— Required work —
Repeat every entry word for word, but leave the images out of your copy.

— Supplied records —
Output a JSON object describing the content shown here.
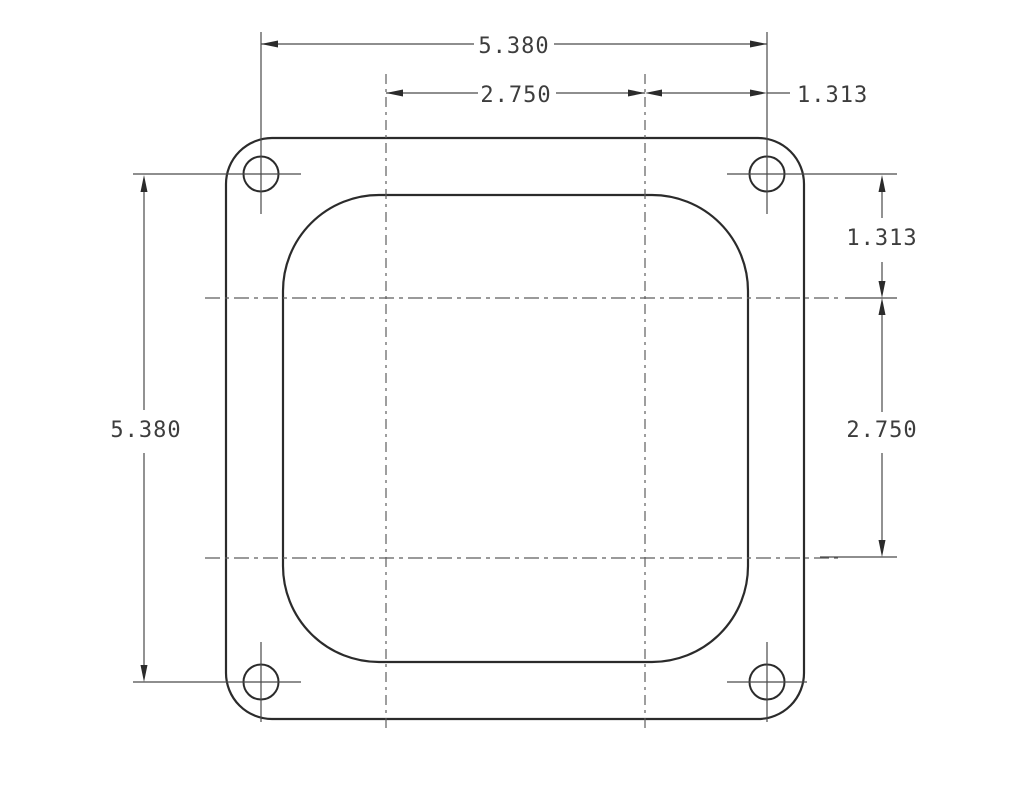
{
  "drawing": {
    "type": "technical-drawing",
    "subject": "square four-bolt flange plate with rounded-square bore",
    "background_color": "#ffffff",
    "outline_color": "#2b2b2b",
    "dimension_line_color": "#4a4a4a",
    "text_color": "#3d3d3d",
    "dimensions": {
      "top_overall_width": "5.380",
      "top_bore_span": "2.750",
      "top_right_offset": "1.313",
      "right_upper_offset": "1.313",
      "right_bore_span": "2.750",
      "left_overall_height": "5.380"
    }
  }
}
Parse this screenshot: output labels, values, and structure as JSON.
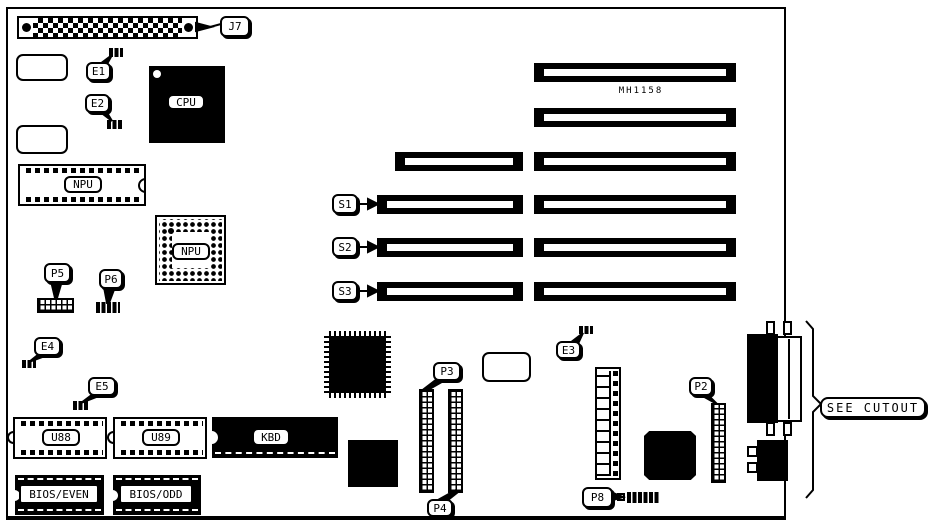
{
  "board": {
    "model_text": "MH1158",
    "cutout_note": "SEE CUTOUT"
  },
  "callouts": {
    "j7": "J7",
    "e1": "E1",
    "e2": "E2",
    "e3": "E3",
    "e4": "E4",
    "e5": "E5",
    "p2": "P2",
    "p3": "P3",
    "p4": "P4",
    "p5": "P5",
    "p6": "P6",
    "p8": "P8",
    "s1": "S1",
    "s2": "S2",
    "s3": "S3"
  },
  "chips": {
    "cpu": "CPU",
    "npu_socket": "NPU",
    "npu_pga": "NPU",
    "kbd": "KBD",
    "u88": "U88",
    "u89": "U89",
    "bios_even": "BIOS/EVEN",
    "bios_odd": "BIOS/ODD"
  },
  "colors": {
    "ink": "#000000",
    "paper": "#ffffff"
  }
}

— Reply —
Output a JSON object describing the content shown here.
{
  "drawing": {
    "type": "technical-drawing",
    "subject": "square four-bolt flange plate with rounded-square bore",
    "background_color": "#ffffff",
    "outline_color": "#2b2b2b",
    "dimension_line_color": "#4a4a4a",
    "text_color": "#3d3d3d",
    "dimensions": {
      "top_overall_width": "5.380",
      "top_bore_span": "2.750",
      "top_right_offset": "1.313",
      "right_upper_offset": "1.313",
      "right_bore_span": "2.750",
      "left_overall_height": "5.380"
    }
  }
}
Parse this screenshot: output labels, values, and structure as JSON.
{
  "board": {
    "model_text": "MH1158",
    "cutout_note": "SEE CUTOUT"
  },
  "callouts": {
    "j7": "J7",
    "e1": "E1",
    "e2": "E2",
    "e3": "E3",
    "e4": "E4",
    "e5": "E5",
    "p2": "P2",
    "p3": "P3",
    "p4": "P4",
    "p5": "P5",
    "p6": "P6",
    "p8": "P8",
    "s1": "S1",
    "s2": "S2",
    "s3": "S3"
  },
  "chips": {
    "cpu": "CPU",
    "npu_socket": "NPU",
    "npu_pga": "NPU",
    "kbd": "KBD",
    "u88": "U88",
    "u89": "U89",
    "bios_even": "BIOS/EVEN",
    "bios_odd": "BIOS/ODD"
  },
  "colors": {
    "ink": "#000000",
    "paper": "#ffffff"
  }
}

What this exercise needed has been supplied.